Records contained in a dataset
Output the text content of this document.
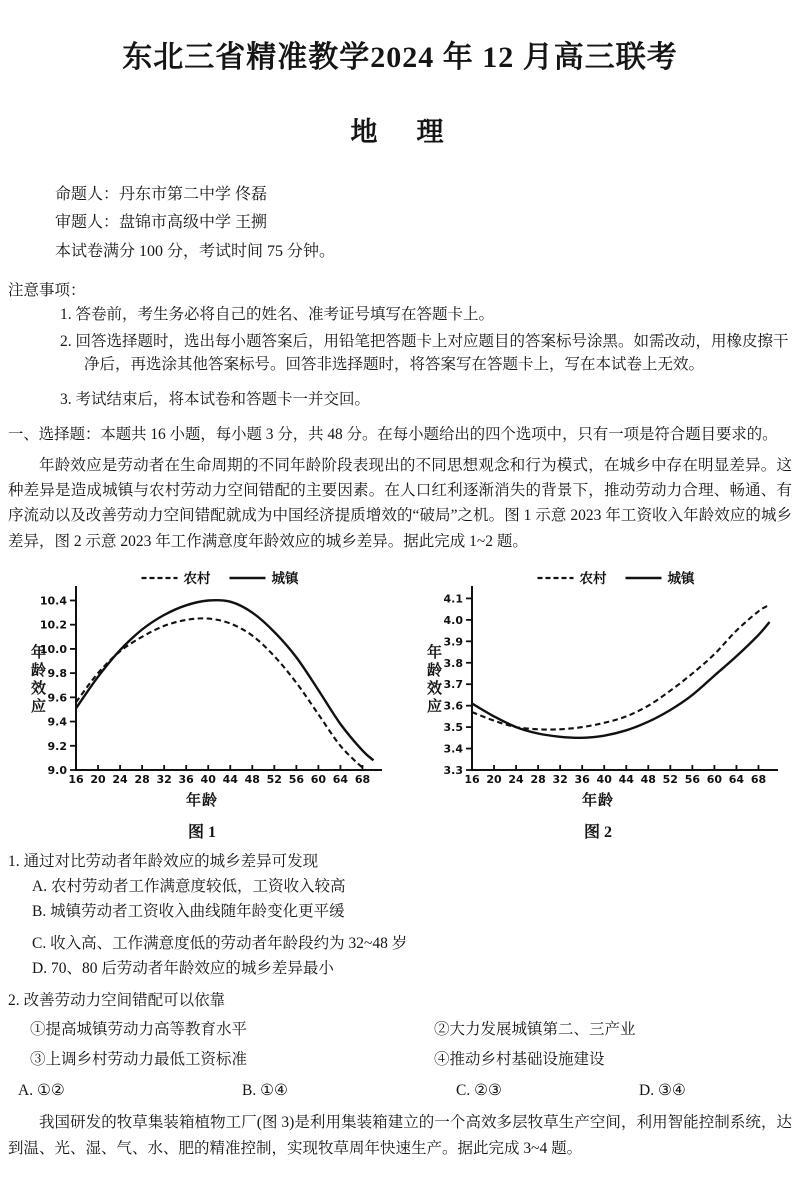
东北三省精准教学2024 年 12 月高三联考
地　理
命题人：丹东市第二中学 佟磊
审题人：盘锦市高级中学 王搠
本试卷满分 100 分，考试时间 75 分钟。
注意事项：
1. 答卷前，考生务必将自己的姓名、准考证号填写在答题卡上。
2. 回答选择题时，选出每小题答案后，用铅笔把答题卡上对应题目的答案标号涂黑。如需改动，用橡皮擦干净后，再选涂其他答案标号。回答非选择题时，将答案写在答题卡上，写在本试卷上无效。
3. 考试结束后，将本试卷和答题卡一并交回。
一、选择题：本题共 16 小题，每小题 3 分，共 48 分。在每小题给出的四个选项中，只有一项是符合题目要求的。

年龄效应是劳动者在生命周期的不同年龄阶段表现出的不同思想观念和行为模式，在城乡中存在明显差异。这种差异是造成城镇与农村劳动力空间错配的主要因素。在人口红利逐渐消失的背景下，推动劳动力合理、畅通、有序流动以及改善劳动力空间错配就成为中国经济提质增效的“破局”之机。图 1 示意 2023 年工资收入年龄效应的城乡差异，图 2 示意 2023 年工作满意度年龄效应的城乡差异。据此完成 1~2 题。

年龄效应
9.0
9.2
9.4
9.6
9.8
10.0
10.2
10.4
16 20 24 28 32 36 40 44 48 52 56 60 64 68
农村	城镇
年龄
图 1
年龄效应
3.3
3.4
3.5
3.6
3.7
3.8
3.9
4.0
4.1
16 20 24 28 32 36 40 44 48 52 56 60 64 68
农村	城镇
年龄
图 2
1. 通过对比劳动者年龄效应的城乡差异可发现
A. 农村劳动者工作满意度较低，工资收入较高
B. 城镇劳动者工资收入曲线随年龄变化更平缓
C. 收入高、工作满意度低的劳动者年龄段约为 32~48 岁
D. 70、80 后劳动者年龄效应的城乡差异最小
2. 改善劳动力空间错配可以依靠
①提高城镇劳动力高等教育水平	②大力发展城镇第二、三产业
③上调乡村劳动力最低工资标准	④推动乡村基础设施建设
A. ①②	B. ①④	C. ②③	D. ③④

我国研发的牧草集装箱植物工厂(图 3)是利用集装箱建立的一个高效多层牧草生产空间，利用智能控制系统，达到温、光、湿、气、水、肥的精准控制，实现牧草周年快速生产。据此完成 3~4 题。
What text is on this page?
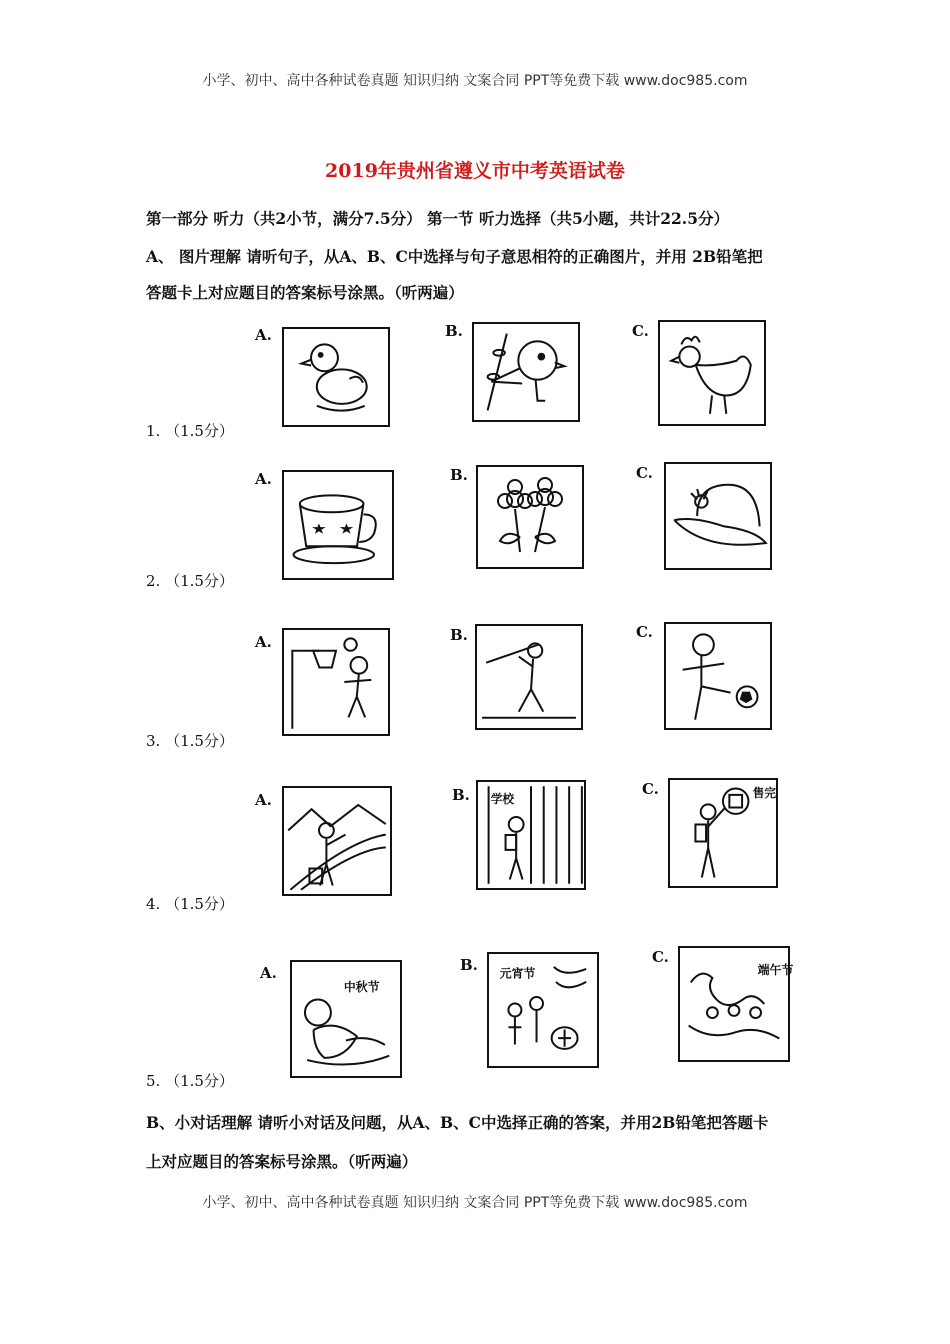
小学、初中、高中各种试卷真题 知识归纳 文案合同 PPT等免费下载 www.doc985.com
2019年贵州省遵义市中考英语试卷
第一部分 听力（共2小节，满分7.5分） 第一节 听力选择（共5小题，共计22.5分）
A、 图片理解 请听句子，从A、B、C中选择与句子意思相符的正确图片，并用 2B铅笔把
答题卡上对应题目的答案标号涂黑。（听两遍）
1. （1.5分）
A.	B.	C.
2. （1.5分）
A.	B.	C.
3. （1.5分）
A.	B.	C.
4. （1.5分）
A.	B.	C.
学校	售完
5. （1.5分）
A.	B.	C.
中秋节
元宵节	端午节
B、小对话理解 请听小对话及问题，从A、B、C中选择正确的答案，并用2B铅笔把答题卡
上对应题目的答案标号涂黑。（听两遍）
小学、初中、高中各种试卷真题 知识归纳 文案合同 PPT等免费下载 www.doc985.com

PROBLEM REQUIREMENTS: Beginning at the line that contains "What text is on this page?", copy each remaining line of the records exactly, through the final one. Omit the pictures.

EXERCISE SOLUTION:
What text is on this page?
小学、初中、高中各种试卷真题 知识归纳 文案合同 PPT等免费下载 www.doc985.com
2019年贵州省遵义市中考英语试卷
第一部分 听力（共2小节，满分7.5分） 第一节 听力选择（共5小题，共计22.5分）
A、 图片理解 请听句子，从A、B、C中选择与句子意思相符的正确图片，并用 2B铅笔把
答题卡上对应题目的答案标号涂黑。（听两遍）
1. （1.5分）
A.	B.	C.
2. （1.5分）
A.	B.	C.
3. （1.5分）
A.	B.	C.
4. （1.5分）
A.	B.	C.
学校	售完
5. （1.5分）
A.	B.	C.
中秋节
元宵节	端午节
B、小对话理解 请听小对话及问题，从A、B、C中选择正确的答案，并用2B铅笔把答题卡
上对应题目的答案标号涂黑。（听两遍）
小学、初中、高中各种试卷真题 知识归纳 文案合同 PPT等免费下载 www.doc985.com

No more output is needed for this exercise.